> _Exercise_: The result must match the data exactly, line for line.

> _Record extracts_:

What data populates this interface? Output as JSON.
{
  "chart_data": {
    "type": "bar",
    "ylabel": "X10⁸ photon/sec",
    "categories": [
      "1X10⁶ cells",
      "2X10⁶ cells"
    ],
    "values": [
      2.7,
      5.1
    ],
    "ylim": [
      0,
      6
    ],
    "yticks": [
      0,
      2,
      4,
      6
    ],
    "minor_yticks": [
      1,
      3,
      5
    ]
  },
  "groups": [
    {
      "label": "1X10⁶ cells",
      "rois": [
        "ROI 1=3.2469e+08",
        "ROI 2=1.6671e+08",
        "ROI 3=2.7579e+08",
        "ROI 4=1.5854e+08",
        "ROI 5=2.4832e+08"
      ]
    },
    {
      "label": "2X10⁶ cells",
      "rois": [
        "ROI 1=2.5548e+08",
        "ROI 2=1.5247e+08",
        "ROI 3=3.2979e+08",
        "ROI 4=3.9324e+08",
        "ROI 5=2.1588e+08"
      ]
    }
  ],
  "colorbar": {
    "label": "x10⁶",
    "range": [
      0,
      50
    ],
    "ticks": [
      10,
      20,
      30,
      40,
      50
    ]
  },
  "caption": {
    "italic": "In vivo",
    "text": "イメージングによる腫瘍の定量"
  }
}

> _Task answer_:
What data populates this interface? Output as JSON.
{
  "chart_data": {
    "type": "bar",
    "ylabel": "X10⁸ photon/sec",
    "categories": [
      "1X10⁶ cells",
      "2X10⁶ cells"
    ],
    "values": [
      2.7,
      5.1
    ],
    "ylim": [
      0,
      6
    ],
    "yticks": [
      0,
      2,
      4,
      6
    ],
    "minor_yticks": [
      1,
      3,
      5
    ]
  },
  "groups": [
    {
      "label": "1X10⁶ cells",
      "rois": [
        "ROI 1=3.2469e+08",
        "ROI 2=1.6671e+08",
        "ROI 3=2.7579e+08",
        "ROI 4=1.5854e+08",
        "ROI 5=2.4832e+08"
      ]
    },
    {
      "label": "2X10⁶ cells",
      "rois": [
        "ROI 1=2.5548e+08",
        "ROI 2=1.5247e+08",
        "ROI 3=3.2979e+08",
        "ROI 4=3.9324e+08",
        "ROI 5=2.1588e+08"
      ]
    }
  ],
  "colorbar": {
    "label": "x10⁶",
    "range": [
      0,
      50
    ],
    "ticks": [
      10,
      20,
      30,
      40,
      50
    ]
  },
  "caption": {
    "italic": "In vivo",
    "text": "イメージングによる腫瘍の定量"
  }
}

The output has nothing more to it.